Your instructions: Reproduce the material word for word; the images stay out.

Source records:
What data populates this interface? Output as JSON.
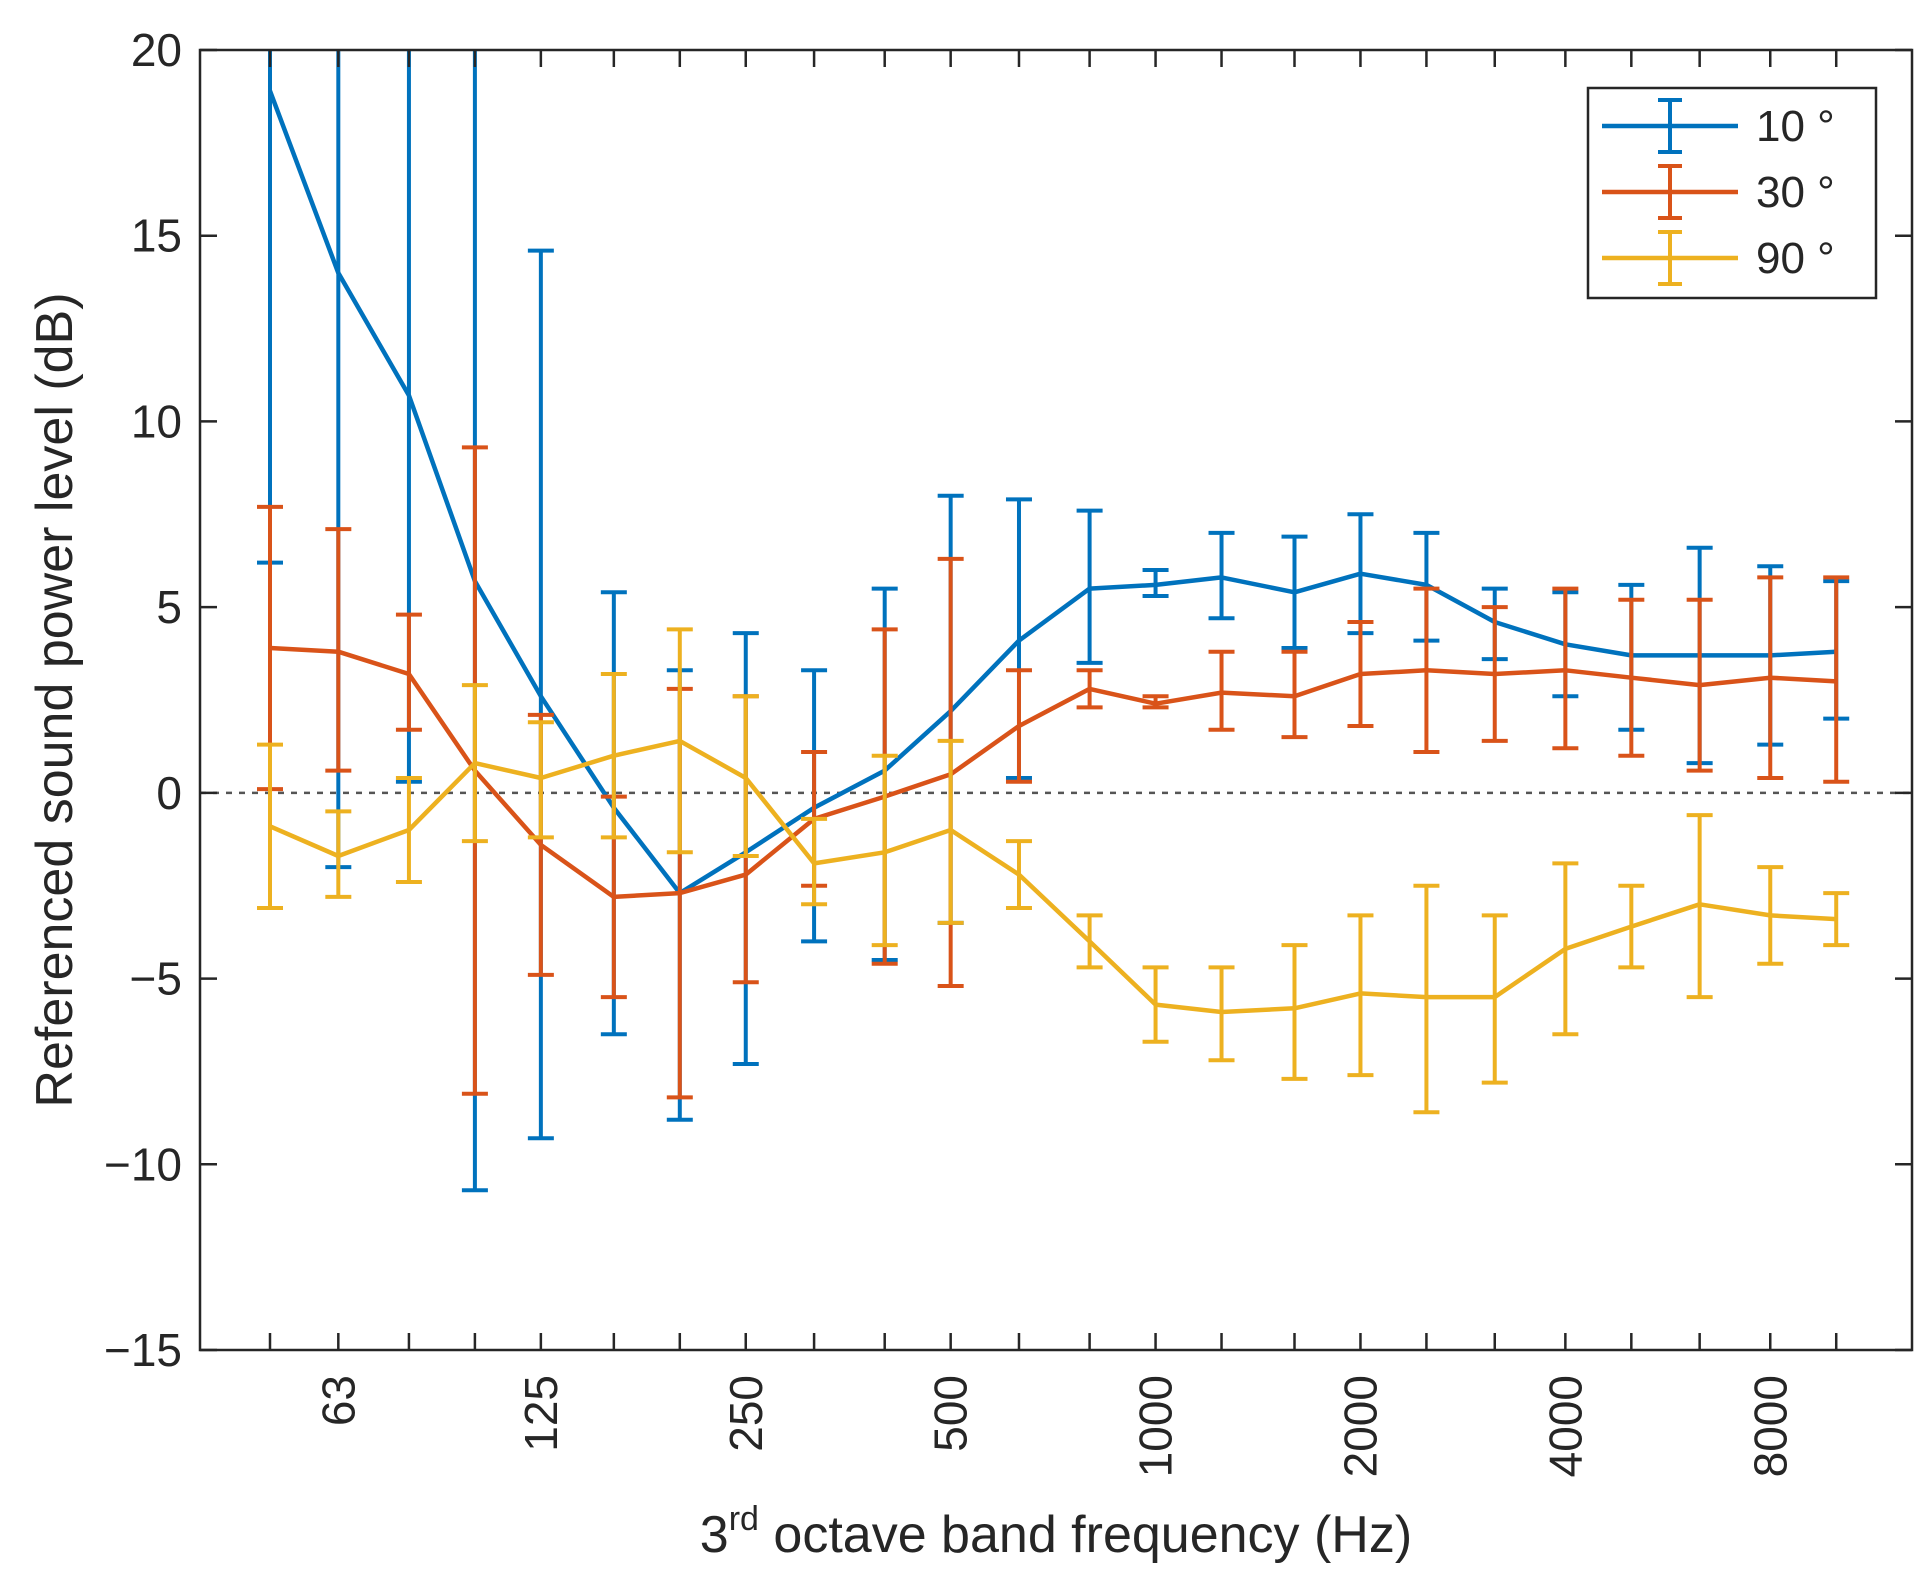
{
  "chart_data": {
    "type": "line",
    "subtype": "errorbar",
    "title": "",
    "xlabel": {
      "prefix": "3",
      "superscript": "rd",
      "suffix": " octave band frequency (Hz)"
    },
    "ylabel": "Referenced sound power level (dB)",
    "ylim": [
      -15,
      20
    ],
    "yticks": [
      -15,
      -10,
      -5,
      0,
      5,
      10,
      15,
      20
    ],
    "ytick_labels": [
      "−15",
      "−10",
      "−5",
      "0",
      "5",
      "10",
      "15",
      "20"
    ],
    "x": [
      50,
      63,
      80,
      100,
      125,
      160,
      200,
      250,
      315,
      400,
      500,
      630,
      800,
      1000,
      1250,
      1600,
      2000,
      2500,
      3150,
      4000,
      5000,
      6300,
      8000,
      10000
    ],
    "xticks": [
      63,
      125,
      250,
      500,
      1000,
      2000,
      4000,
      8000
    ],
    "xtick_labels": [
      "63",
      "125",
      "250",
      "500",
      "1000",
      "2000",
      "4000",
      "8000"
    ],
    "reference_line": 0,
    "grid": false,
    "legend_position": "top-right",
    "colors": {
      "axis": "#262626",
      "ref_line": "#555555"
    },
    "series": [
      {
        "name": "10 °",
        "color": "#0072BD",
        "values": [
          18.9,
          14.0,
          10.7,
          5.7,
          2.6,
          -0.4,
          -2.7,
          -1.6,
          -0.4,
          0.6,
          2.2,
          4.1,
          5.5,
          5.6,
          5.8,
          5.4,
          5.9,
          5.6,
          4.6,
          4.0,
          3.7,
          3.7,
          3.7,
          3.8
        ],
        "lower": [
          6.2,
          -2.0,
          0.3,
          -10.7,
          -9.3,
          -6.5,
          -8.8,
          -7.3,
          -4.0,
          -4.5,
          -3.5,
          0.4,
          3.5,
          5.3,
          4.7,
          3.9,
          4.3,
          4.1,
          3.6,
          2.6,
          1.7,
          0.8,
          1.3,
          2.0
        ],
        "upper": [
          20.0,
          20.0,
          20.0,
          20.0,
          14.6,
          5.4,
          3.3,
          4.3,
          3.3,
          5.5,
          8.0,
          7.9,
          7.6,
          6.0,
          7.0,
          6.9,
          7.5,
          7.0,
          5.5,
          5.4,
          5.6,
          6.6,
          6.1,
          5.7
        ]
      },
      {
        "name": "30 °",
        "color": "#D95319",
        "values": [
          3.9,
          3.8,
          3.2,
          0.6,
          -1.4,
          -2.8,
          -2.7,
          -2.2,
          -0.7,
          -0.1,
          0.5,
          1.8,
          2.8,
          2.4,
          2.7,
          2.6,
          3.2,
          3.3,
          3.2,
          3.3,
          3.1,
          2.9,
          3.1,
          3.0
        ],
        "lower": [
          0.1,
          0.6,
          1.7,
          -8.1,
          -4.9,
          -5.5,
          -8.2,
          -5.1,
          -2.5,
          -4.6,
          -5.2,
          0.3,
          2.3,
          2.3,
          1.7,
          1.5,
          1.8,
          1.1,
          1.4,
          1.2,
          1.0,
          0.6,
          0.4,
          0.3
        ],
        "upper": [
          7.7,
          7.1,
          4.8,
          9.3,
          2.1,
          -0.1,
          2.8,
          2.6,
          1.1,
          4.4,
          6.3,
          3.3,
          3.3,
          2.6,
          3.8,
          3.8,
          4.6,
          5.5,
          5.0,
          5.5,
          5.2,
          5.2,
          5.8,
          5.8
        ]
      },
      {
        "name": "90 °",
        "color": "#EDB120",
        "values": [
          -0.9,
          -1.7,
          -1.0,
          0.8,
          0.4,
          1.0,
          1.4,
          0.4,
          -1.9,
          -1.6,
          -1.0,
          -2.2,
          -4.0,
          -5.7,
          -5.9,
          -5.8,
          -5.4,
          -5.5,
          -5.5,
          -4.2,
          -3.6,
          -3.0,
          -3.3,
          -3.4
        ],
        "lower": [
          -3.1,
          -2.8,
          -2.4,
          -1.3,
          -1.2,
          -1.2,
          -1.6,
          -1.7,
          -3.0,
          -4.1,
          -3.5,
          -3.1,
          -4.7,
          -6.7,
          -7.2,
          -7.7,
          -7.6,
          -8.6,
          -7.8,
          -6.5,
          -4.7,
          -5.5,
          -4.6,
          -4.1
        ],
        "upper": [
          1.3,
          -0.5,
          0.4,
          2.9,
          1.9,
          3.2,
          4.4,
          2.6,
          -0.7,
          1.0,
          1.4,
          -1.3,
          -3.3,
          -4.7,
          -4.7,
          -4.1,
          -3.3,
          -2.5,
          -3.3,
          -1.9,
          -2.5,
          -0.6,
          -2.0,
          -2.7
        ]
      }
    ]
  }
}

Final result:
What data populates this interface? Output as JSON.
{
  "chart_data": {
    "type": "line",
    "subtype": "errorbar",
    "title": "",
    "xlabel": {
      "prefix": "3",
      "superscript": "rd",
      "suffix": " octave band frequency (Hz)"
    },
    "ylabel": "Referenced sound power level (dB)",
    "ylim": [
      -15,
      20
    ],
    "yticks": [
      -15,
      -10,
      -5,
      0,
      5,
      10,
      15,
      20
    ],
    "ytick_labels": [
      "−15",
      "−10",
      "−5",
      "0",
      "5",
      "10",
      "15",
      "20"
    ],
    "x": [
      50,
      63,
      80,
      100,
      125,
      160,
      200,
      250,
      315,
      400,
      500,
      630,
      800,
      1000,
      1250,
      1600,
      2000,
      2500,
      3150,
      4000,
      5000,
      6300,
      8000,
      10000
    ],
    "xticks": [
      63,
      125,
      250,
      500,
      1000,
      2000,
      4000,
      8000
    ],
    "xtick_labels": [
      "63",
      "125",
      "250",
      "500",
      "1000",
      "2000",
      "4000",
      "8000"
    ],
    "reference_line": 0,
    "grid": false,
    "legend_position": "top-right",
    "colors": {
      "axis": "#262626",
      "ref_line": "#555555"
    },
    "series": [
      {
        "name": "10 °",
        "color": "#0072BD",
        "values": [
          18.9,
          14.0,
          10.7,
          5.7,
          2.6,
          -0.4,
          -2.7,
          -1.6,
          -0.4,
          0.6,
          2.2,
          4.1,
          5.5,
          5.6,
          5.8,
          5.4,
          5.9,
          5.6,
          4.6,
          4.0,
          3.7,
          3.7,
          3.7,
          3.8
        ],
        "lower": [
          6.2,
          -2.0,
          0.3,
          -10.7,
          -9.3,
          -6.5,
          -8.8,
          -7.3,
          -4.0,
          -4.5,
          -3.5,
          0.4,
          3.5,
          5.3,
          4.7,
          3.9,
          4.3,
          4.1,
          3.6,
          2.6,
          1.7,
          0.8,
          1.3,
          2.0
        ],
        "upper": [
          20.0,
          20.0,
          20.0,
          20.0,
          14.6,
          5.4,
          3.3,
          4.3,
          3.3,
          5.5,
          8.0,
          7.9,
          7.6,
          6.0,
          7.0,
          6.9,
          7.5,
          7.0,
          5.5,
          5.4,
          5.6,
          6.6,
          6.1,
          5.7
        ]
      },
      {
        "name": "30 °",
        "color": "#D95319",
        "values": [
          3.9,
          3.8,
          3.2,
          0.6,
          -1.4,
          -2.8,
          -2.7,
          -2.2,
          -0.7,
          -0.1,
          0.5,
          1.8,
          2.8,
          2.4,
          2.7,
          2.6,
          3.2,
          3.3,
          3.2,
          3.3,
          3.1,
          2.9,
          3.1,
          3.0
        ],
        "lower": [
          0.1,
          0.6,
          1.7,
          -8.1,
          -4.9,
          -5.5,
          -8.2,
          -5.1,
          -2.5,
          -4.6,
          -5.2,
          0.3,
          2.3,
          2.3,
          1.7,
          1.5,
          1.8,
          1.1,
          1.4,
          1.2,
          1.0,
          0.6,
          0.4,
          0.3
        ],
        "upper": [
          7.7,
          7.1,
          4.8,
          9.3,
          2.1,
          -0.1,
          2.8,
          2.6,
          1.1,
          4.4,
          6.3,
          3.3,
          3.3,
          2.6,
          3.8,
          3.8,
          4.6,
          5.5,
          5.0,
          5.5,
          5.2,
          5.2,
          5.8,
          5.8
        ]
      },
      {
        "name": "90 °",
        "color": "#EDB120",
        "values": [
          -0.9,
          -1.7,
          -1.0,
          0.8,
          0.4,
          1.0,
          1.4,
          0.4,
          -1.9,
          -1.6,
          -1.0,
          -2.2,
          -4.0,
          -5.7,
          -5.9,
          -5.8,
          -5.4,
          -5.5,
          -5.5,
          -4.2,
          -3.6,
          -3.0,
          -3.3,
          -3.4
        ],
        "lower": [
          -3.1,
          -2.8,
          -2.4,
          -1.3,
          -1.2,
          -1.2,
          -1.6,
          -1.7,
          -3.0,
          -4.1,
          -3.5,
          -3.1,
          -4.7,
          -6.7,
          -7.2,
          -7.7,
          -7.6,
          -8.6,
          -7.8,
          -6.5,
          -4.7,
          -5.5,
          -4.6,
          -4.1
        ],
        "upper": [
          1.3,
          -0.5,
          0.4,
          2.9,
          1.9,
          3.2,
          4.4,
          2.6,
          -0.7,
          1.0,
          1.4,
          -1.3,
          -3.3,
          -4.7,
          -4.7,
          -4.1,
          -3.3,
          -2.5,
          -3.3,
          -1.9,
          -2.5,
          -0.6,
          -2.0,
          -2.7
        ]
      }
    ]
  }
}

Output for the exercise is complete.